# [Problem details]
Carry on the MATLAB tutorial on cell arrays and structures from its final sentence.

# [Selected passage]

↓

Cell Arrays and Structures


References


Limitations of Vectors

MATLAB deals with vectors and matrices naturally. Such data structures are ideal for many programs we'd wish to write. However, both assume that every piece of data we'd wish to use will have an identical type. As programs become more complex we may wish to associate different types of data with one another. Doing this with vectors alone is possible but clunky, so there exist tools specifically to handle these cases.

Text Data

One place this is especially apparent is with text data. Suppose you wanted to store three names in an array. If you were to give the following command, you'd get an error:

names = [ 'Alice'; 'Bob'; 'Claire' ]
Dimensions of matrices being concatenated are not consistent.

What's happening? The syntax we used above seems like it should work just fine: we want an array, where each element of the array is a different name. That's not how MATLAB sees the command. Remember that the square bracket notation with semicolons is trying to create a matrix with three rows, and also remember how MATLAB stores text strings as sequences of ASCII characters. That is, 'Alice' is really the sequence:

>> uint8('alice')

ans =

  1×5 uint8 row vector

    97   108   105    99   101

So really, the names command above is trying to create a matrix where the first row has five characters, the second row has three characters, and the third row has six characters. Hence the explanation of the error message: MATLAB requires our matrices to be rectangular, and it can't figure out what to do when you try to build a matrix out of rows with three different lengths. The bad solution to this problem is to force all text to be the same length. We can do this by padding each name with extra spaces. Note how the single quotes marking each string line up:

names = [ 'Alice '; 
          'Bob   '; 
          'Claire' ]

This creates a matrix with three rows and six columns. This kind of works, but it's not great. Accessing a single name now requires accessing a row and all columns within that row:

>> names(2,:)

ans =

Bob

However, this really is just a matrix. For example, you are allowed to access columns of this matrix, which is valid syntax but its unlikely that this is something you'd ever like to do.

↑

# [Element box listing]
↓

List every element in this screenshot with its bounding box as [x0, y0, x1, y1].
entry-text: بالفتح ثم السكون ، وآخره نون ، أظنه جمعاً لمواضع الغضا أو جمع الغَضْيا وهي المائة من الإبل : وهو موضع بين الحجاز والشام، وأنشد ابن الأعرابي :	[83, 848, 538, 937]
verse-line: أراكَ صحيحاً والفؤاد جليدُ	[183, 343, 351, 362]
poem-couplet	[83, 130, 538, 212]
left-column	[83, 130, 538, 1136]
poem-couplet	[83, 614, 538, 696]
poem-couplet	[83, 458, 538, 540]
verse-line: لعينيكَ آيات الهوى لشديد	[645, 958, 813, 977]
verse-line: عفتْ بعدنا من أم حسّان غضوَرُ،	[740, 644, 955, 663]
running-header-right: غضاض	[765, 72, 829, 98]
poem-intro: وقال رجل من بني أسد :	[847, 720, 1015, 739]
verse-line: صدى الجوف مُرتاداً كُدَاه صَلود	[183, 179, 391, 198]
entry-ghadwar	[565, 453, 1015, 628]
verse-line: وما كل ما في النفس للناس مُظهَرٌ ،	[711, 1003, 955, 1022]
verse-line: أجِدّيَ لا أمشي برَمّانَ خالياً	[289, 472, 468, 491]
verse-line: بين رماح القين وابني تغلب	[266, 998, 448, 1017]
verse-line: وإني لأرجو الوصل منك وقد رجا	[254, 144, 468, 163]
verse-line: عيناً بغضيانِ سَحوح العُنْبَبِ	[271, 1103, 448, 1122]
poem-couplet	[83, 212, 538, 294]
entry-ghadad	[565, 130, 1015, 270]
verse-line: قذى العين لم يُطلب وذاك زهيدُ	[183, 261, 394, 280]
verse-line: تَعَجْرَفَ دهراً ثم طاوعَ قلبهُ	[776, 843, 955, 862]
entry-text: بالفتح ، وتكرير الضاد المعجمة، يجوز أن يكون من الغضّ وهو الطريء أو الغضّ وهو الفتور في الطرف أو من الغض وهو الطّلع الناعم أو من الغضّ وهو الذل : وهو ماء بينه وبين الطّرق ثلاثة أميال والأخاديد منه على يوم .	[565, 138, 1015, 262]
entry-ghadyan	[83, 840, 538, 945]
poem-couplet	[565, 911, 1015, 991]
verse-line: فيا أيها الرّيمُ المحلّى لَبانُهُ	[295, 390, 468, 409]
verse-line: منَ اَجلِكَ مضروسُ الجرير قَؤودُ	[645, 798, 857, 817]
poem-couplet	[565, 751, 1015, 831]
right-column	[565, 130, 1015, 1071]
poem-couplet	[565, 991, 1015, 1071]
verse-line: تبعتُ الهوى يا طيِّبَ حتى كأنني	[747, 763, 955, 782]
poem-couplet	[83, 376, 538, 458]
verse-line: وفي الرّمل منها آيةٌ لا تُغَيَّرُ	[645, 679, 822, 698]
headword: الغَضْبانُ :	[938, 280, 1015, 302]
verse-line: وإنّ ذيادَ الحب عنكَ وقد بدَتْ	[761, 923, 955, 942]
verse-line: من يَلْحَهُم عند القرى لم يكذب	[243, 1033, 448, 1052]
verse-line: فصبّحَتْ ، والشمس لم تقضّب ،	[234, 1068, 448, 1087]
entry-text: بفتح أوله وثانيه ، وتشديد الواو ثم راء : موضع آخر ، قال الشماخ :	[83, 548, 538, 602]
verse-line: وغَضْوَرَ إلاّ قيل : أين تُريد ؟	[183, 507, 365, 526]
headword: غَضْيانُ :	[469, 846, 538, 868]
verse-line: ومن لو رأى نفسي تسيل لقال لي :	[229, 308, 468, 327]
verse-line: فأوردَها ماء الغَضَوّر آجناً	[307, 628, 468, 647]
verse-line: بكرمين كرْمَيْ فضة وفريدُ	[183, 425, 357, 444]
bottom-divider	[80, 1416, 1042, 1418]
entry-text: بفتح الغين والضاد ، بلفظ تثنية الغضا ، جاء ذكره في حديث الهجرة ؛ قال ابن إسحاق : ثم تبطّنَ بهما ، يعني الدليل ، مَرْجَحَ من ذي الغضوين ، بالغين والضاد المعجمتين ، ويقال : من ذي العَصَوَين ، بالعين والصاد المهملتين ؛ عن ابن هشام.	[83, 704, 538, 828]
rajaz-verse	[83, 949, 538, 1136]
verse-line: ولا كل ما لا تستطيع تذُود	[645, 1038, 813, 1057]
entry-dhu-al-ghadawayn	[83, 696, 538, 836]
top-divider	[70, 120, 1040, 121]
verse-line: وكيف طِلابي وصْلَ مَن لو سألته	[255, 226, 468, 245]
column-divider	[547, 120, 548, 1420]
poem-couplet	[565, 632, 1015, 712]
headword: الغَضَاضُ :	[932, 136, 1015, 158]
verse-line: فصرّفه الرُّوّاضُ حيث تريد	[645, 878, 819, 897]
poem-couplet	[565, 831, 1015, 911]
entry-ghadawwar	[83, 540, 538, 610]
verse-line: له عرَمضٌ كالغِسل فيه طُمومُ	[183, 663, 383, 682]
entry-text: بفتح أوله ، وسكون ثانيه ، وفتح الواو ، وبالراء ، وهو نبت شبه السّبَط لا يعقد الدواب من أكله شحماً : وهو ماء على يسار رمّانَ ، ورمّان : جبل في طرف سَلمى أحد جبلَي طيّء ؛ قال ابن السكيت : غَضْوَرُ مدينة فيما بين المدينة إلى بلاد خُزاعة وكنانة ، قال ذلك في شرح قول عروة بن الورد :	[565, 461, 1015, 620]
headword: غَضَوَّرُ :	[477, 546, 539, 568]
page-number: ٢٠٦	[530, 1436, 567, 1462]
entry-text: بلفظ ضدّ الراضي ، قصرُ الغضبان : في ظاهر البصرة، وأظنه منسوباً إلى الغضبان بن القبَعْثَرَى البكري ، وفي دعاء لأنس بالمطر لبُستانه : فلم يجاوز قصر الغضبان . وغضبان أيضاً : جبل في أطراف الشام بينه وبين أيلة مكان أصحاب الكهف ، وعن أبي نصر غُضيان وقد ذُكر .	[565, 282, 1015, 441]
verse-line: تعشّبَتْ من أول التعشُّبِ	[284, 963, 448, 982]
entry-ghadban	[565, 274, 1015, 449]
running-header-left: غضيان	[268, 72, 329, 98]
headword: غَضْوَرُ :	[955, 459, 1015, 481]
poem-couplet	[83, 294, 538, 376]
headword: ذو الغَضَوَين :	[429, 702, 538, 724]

↑

# [Result of this exercise]
>> names(:,3)

ans =

i
b
a

The bigger problem is that all names must now be stored as the same length strings. What happens if we want to add 'Alfredo' to our list of names (which has seven characters)?

Aggregate Data

More generally, we'd like to associate different data types with one another. For example, suppose we had several characters and we'd like to associate each with a numeric value. We might want to come up with a matrix such as:


M = [ 50  'A' ;
      100 'B' ;
      150 'C' ]

However, MATLAB doesn't know quite how to deal with this. It sees the presence of the characters 'A', 'B', and 'C' and automatically tries to interpret all of the data as characters. If you enter the above into your command window you'll get a nonsense result out the other side, which comes from interpreting 50 as ASCII character '2', 100 as character 'd', and so on.

M =

   2A
   dB
   -C

The easiest solution might be to just declare two different vectors:

ints  = [ 50;  100; 150 ]
chars = [ 'A'; 'B'; 'C' ] 

This is a reasonable workaround, but we will always have to remember to access both vectors simultaneously for this to work. However, this is not perfect- it makes some sensible operations impossible. Suppose we had a function called shuffle that shuffles an array:

shuffle = @(v) v(randperm(length(v)))

We can individually shuffle our two arrays, but it's not possible to shuffle all pairs of values that we're working with. If we try to shuffle both arrays individually we may get mismatched results:

>> shuffle( ints )            >> shuffle( chars )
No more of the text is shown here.